____ INPUT MATERIAL

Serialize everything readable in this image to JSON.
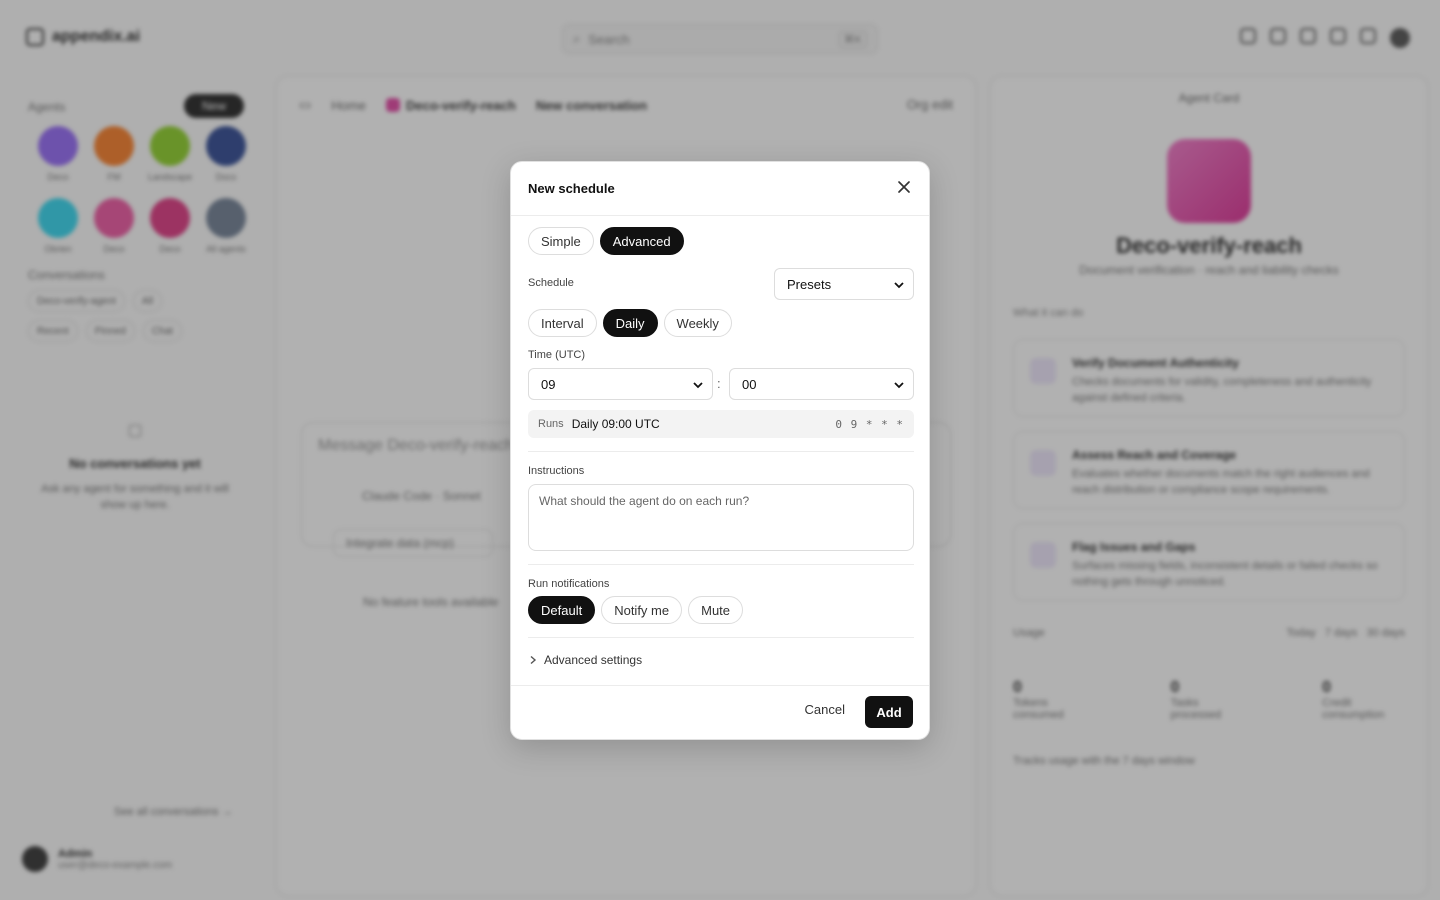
{
  "background": {
    "brand": "appendix.ai",
    "search_placeholder": "Search",
    "search_shortcut": "⌘K",
    "agents_label": "Agents",
    "new_button": "New",
    "agents": [
      {
        "name": "Deco",
        "color": "#8b5cf6"
      },
      {
        "name": "FM",
        "color": "#f97316"
      },
      {
        "name": "Landscape",
        "color": "#84cc16"
      },
      {
        "name": "Docs",
        "color": "#1e3a8a"
      },
      {
        "name": "Obrien",
        "color": "#22d3ee"
      },
      {
        "name": "Deco",
        "color": "#ec4899"
      },
      {
        "name": "Deco",
        "color": "#db2777"
      },
      {
        "name": "All agents",
        "color": "#64748b"
      }
    ],
    "conversations_label": "Conversations",
    "chips": [
      "Deco-verify-agent",
      "All",
      "Recent",
      "Pinned",
      "Chat"
    ],
    "empty_title": "No conversations yet",
    "empty_sub": "Ask any agent for something and it will show up here.",
    "see_all": "See all conversations →",
    "user_name": "Admin",
    "user_email": "user@deco-example.com",
    "crumb_home": "Home",
    "crumb_agent": "Deco-verify-reach",
    "crumb_conv": "New conversation",
    "org_edit": "Org edit",
    "message_placeholder": "Message Deco-verify-reach",
    "model": "Claude Code · Sonnet",
    "mcp_label": "Integrate data (mcp)",
    "no_features": "No feature tools available",
    "panel_title": "Agent Card",
    "agent_name": "Deco-verify-reach",
    "agent_desc": "Document verification · reach and liability checks",
    "what_it_can_do": "What it can do",
    "capabilities": [
      {
        "title": "Verify Document Authenticity",
        "desc": "Checks documents for validity, completeness and authenticity against defined criteria."
      },
      {
        "title": "Assess Reach and Coverage",
        "desc": "Evaluates whether documents match the right audiences and reach distribution or compliance scope requirements."
      },
      {
        "title": "Flag Issues and Gaps",
        "desc": "Surfaces missing fields, inconsistent details or failed checks so nothing gets through unnoticed."
      }
    ],
    "usage_label": "Usage",
    "ranges": [
      "Today",
      "7 days",
      "30 days"
    ],
    "stat_values": [
      "0",
      "0",
      "0"
    ],
    "stat_labels": [
      "Tokens consumed",
      "Tasks processed",
      "Credit consumption"
    ],
    "stats_note": "Tracks usage with the 7 days window"
  },
  "modal": {
    "title": "New schedule",
    "mode_tabs": [
      {
        "label": "Simple",
        "active": false
      },
      {
        "label": "Advanced",
        "active": true
      }
    ],
    "schedule_label": "Schedule",
    "presets_value": "Presets",
    "frequency_tabs": [
      {
        "label": "Interval",
        "active": false
      },
      {
        "label": "Daily",
        "active": true
      },
      {
        "label": "Weekly",
        "active": false
      }
    ],
    "time_label": "Time (UTC)",
    "hour_value": "09",
    "separator": ":",
    "minute_value": "00",
    "runs_label": "Runs",
    "runs_value": "Daily 09:00 UTC",
    "cron": "0 9 * * *",
    "instructions_label": "Instructions",
    "instructions_placeholder": "What should the agent do on each run?",
    "notifications_label": "Run notifications",
    "notification_tabs": [
      {
        "label": "Default",
        "active": true
      },
      {
        "label": "Notify me",
        "active": false
      },
      {
        "label": "Mute",
        "active": false
      }
    ],
    "advanced_settings": "Advanced settings",
    "cancel_label": "Cancel",
    "add_label": "Add"
  }
}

________

EXERCISE INSTRUCTIONS -
Using the data above, write out every line exactly, leaving the images behind.

ANSWER TO THIS PROBLEM -
Serialize everything readable in this image to JSON.
{
  "background": {
    "brand": "appendix.ai",
    "search_placeholder": "Search",
    "search_shortcut": "⌘K",
    "agents_label": "Agents",
    "new_button": "New",
    "agents": [
      {
        "name": "Deco",
        "color": "#8b5cf6"
      },
      {
        "name": "FM",
        "color": "#f97316"
      },
      {
        "name": "Landscape",
        "color": "#84cc16"
      },
      {
        "name": "Docs",
        "color": "#1e3a8a"
      },
      {
        "name": "Obrien",
        "color": "#22d3ee"
      },
      {
        "name": "Deco",
        "color": "#ec4899"
      },
      {
        "name": "Deco",
        "color": "#db2777"
      },
      {
        "name": "All agents",
        "color": "#64748b"
      }
    ],
    "conversations_label": "Conversations",
    "chips": [
      "Deco-verify-agent",
      "All",
      "Recent",
      "Pinned",
      "Chat"
    ],
    "empty_title": "No conversations yet",
    "empty_sub": "Ask any agent for something and it will show up here.",
    "see_all": "See all conversations →",
    "user_name": "Admin",
    "user_email": "user@deco-example.com",
    "crumb_home": "Home",
    "crumb_agent": "Deco-verify-reach",
    "crumb_conv": "New conversation",
    "org_edit": "Org edit",
    "message_placeholder": "Message Deco-verify-reach",
    "model": "Claude Code · Sonnet",
    "mcp_label": "Integrate data (mcp)",
    "no_features": "No feature tools available",
    "panel_title": "Agent Card",
    "agent_name": "Deco-verify-reach",
    "agent_desc": "Document verification · reach and liability checks",
    "what_it_can_do": "What it can do",
    "capabilities": [
      {
        "title": "Verify Document Authenticity",
        "desc": "Checks documents for validity, completeness and authenticity against defined criteria."
      },
      {
        "title": "Assess Reach and Coverage",
        "desc": "Evaluates whether documents match the right audiences and reach distribution or compliance scope requirements."
      },
      {
        "title": "Flag Issues and Gaps",
        "desc": "Surfaces missing fields, inconsistent details or failed checks so nothing gets through unnoticed."
      }
    ],
    "usage_label": "Usage",
    "ranges": [
      "Today",
      "7 days",
      "30 days"
    ],
    "stat_values": [
      "0",
      "0",
      "0"
    ],
    "stat_labels": [
      "Tokens consumed",
      "Tasks processed",
      "Credit consumption"
    ],
    "stats_note": "Tracks usage with the 7 days window"
  },
  "modal": {
    "title": "New schedule",
    "mode_tabs": [
      {
        "label": "Simple",
        "active": false
      },
      {
        "label": "Advanced",
        "active": true
      }
    ],
    "schedule_label": "Schedule",
    "presets_value": "Presets",
    "frequency_tabs": [
      {
        "label": "Interval",
        "active": false
      },
      {
        "label": "Daily",
        "active": true
      },
      {
        "label": "Weekly",
        "active": false
      }
    ],
    "time_label": "Time (UTC)",
    "hour_value": "09",
    "separator": ":",
    "minute_value": "00",
    "runs_label": "Runs",
    "runs_value": "Daily 09:00 UTC",
    "cron": "0 9 * * *",
    "instructions_label": "Instructions",
    "instructions_placeholder": "What should the agent do on each run?",
    "notifications_label": "Run notifications",
    "notification_tabs": [
      {
        "label": "Default",
        "active": true
      },
      {
        "label": "Notify me",
        "active": false
      },
      {
        "label": "Mute",
        "active": false
      }
    ],
    "advanced_settings": "Advanced settings",
    "cancel_label": "Cancel",
    "add_label": "Add"
  }
}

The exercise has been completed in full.